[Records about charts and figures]
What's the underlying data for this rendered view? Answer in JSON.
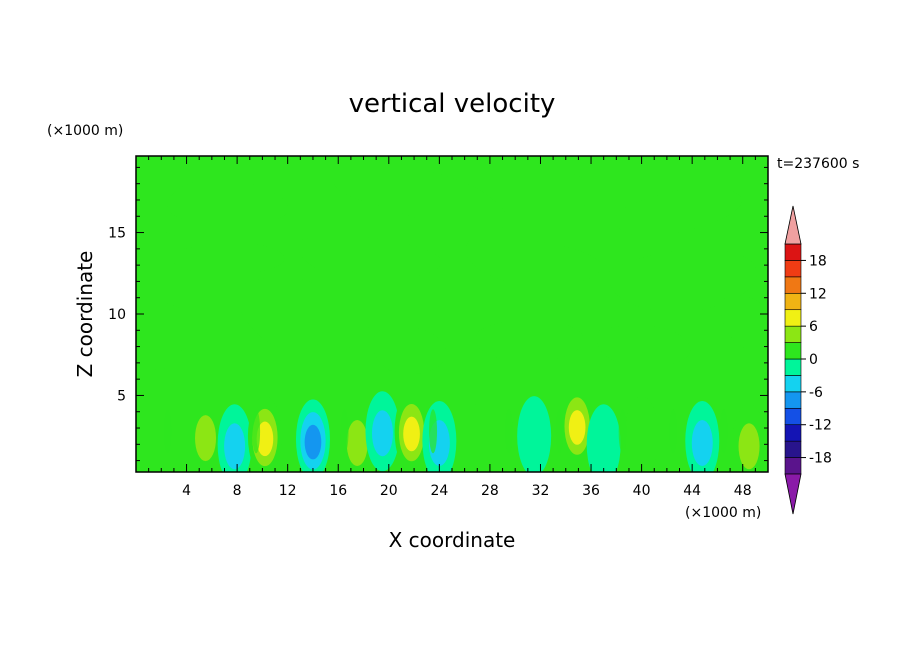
{
  "chart_data": {
    "type": "heatmap",
    "title": "vertical velocity",
    "xlabel": "X coordinate",
    "ylabel": "Z coordinate",
    "x_unit": "(×1000 m)",
    "y_unit": "(×1000 m)",
    "time_label": "t=237600 s",
    "xlim": [
      0,
      50
    ],
    "ylim": [
      0.3,
      19.7
    ],
    "x_ticks": [
      4,
      8,
      12,
      16,
      20,
      24,
      28,
      32,
      36,
      40,
      44,
      48
    ],
    "y_ticks": [
      5,
      10,
      15
    ],
    "background_value": 0,
    "colorbar": {
      "levels": [
        -21,
        -18,
        -15,
        -12,
        -9,
        -6,
        -3,
        0,
        3,
        6,
        9,
        12,
        15,
        18,
        21
      ],
      "tick_labels": [
        "18",
        "12",
        "6",
        "0",
        "-6",
        "-12",
        "-18"
      ],
      "tick_values": [
        18,
        12,
        6,
        0,
        -6,
        -12,
        -18
      ],
      "colors": [
        "#8a1aa8",
        "#5a148c",
        "#28148c",
        "#1414b4",
        "#1450e6",
        "#1496f0",
        "#14d2f0",
        "#00f59a",
        "#2ee61e",
        "#8ce614",
        "#f0f014",
        "#f0b414",
        "#f07814",
        "#f03c14",
        "#dc1414",
        "#f0a0a0"
      ],
      "over_color": "#f0a0a0",
      "under_color": "#8a1aa8"
    },
    "features": [
      {
        "x": 5.5,
        "z": 2.5,
        "value": 6
      },
      {
        "x": 7.8,
        "z": 2.0,
        "value": -4
      },
      {
        "x": 10.2,
        "z": 2.5,
        "value": 7
      },
      {
        "x": 14.0,
        "z": 2.3,
        "value": -9
      },
      {
        "x": 17.5,
        "z": 2.2,
        "value": 5
      },
      {
        "x": 19.5,
        "z": 2.8,
        "value": -5
      },
      {
        "x": 21.8,
        "z": 2.8,
        "value": 9
      },
      {
        "x": 24.0,
        "z": 2.2,
        "value": -4
      },
      {
        "x": 27.0,
        "z": 2.0,
        "value": 3
      },
      {
        "x": 31.5,
        "z": 2.5,
        "value": -3
      },
      {
        "x": 34.9,
        "z": 3.2,
        "value": 9
      },
      {
        "x": 37.0,
        "z": 2.0,
        "value": -3
      },
      {
        "x": 40.0,
        "z": 2.5,
        "value": 3
      },
      {
        "x": 44.8,
        "z": 2.2,
        "value": -4
      },
      {
        "x": 48.5,
        "z": 2.0,
        "value": 5
      }
    ]
  }
}
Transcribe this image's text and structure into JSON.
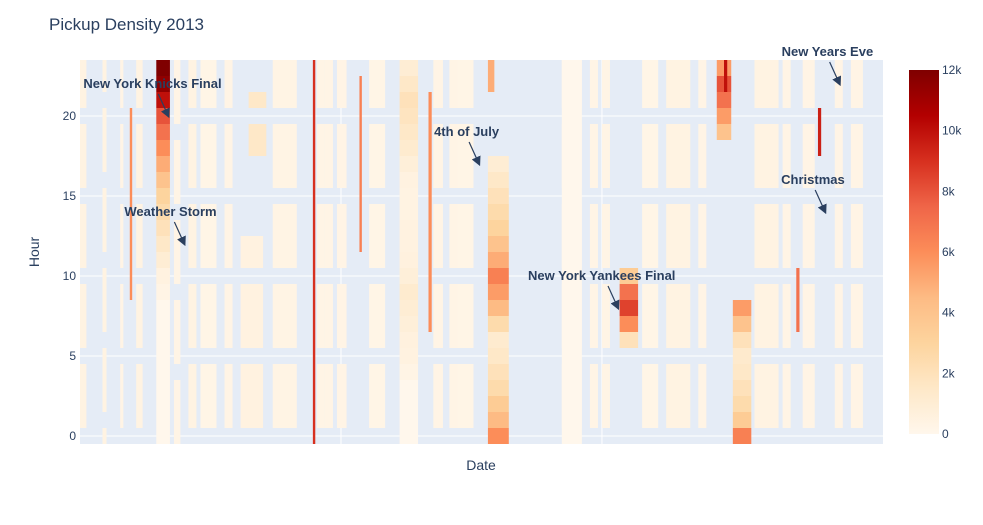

** Exercise prompt **
Return only the count of lines in the records that hold the word "this".

** Written response **
2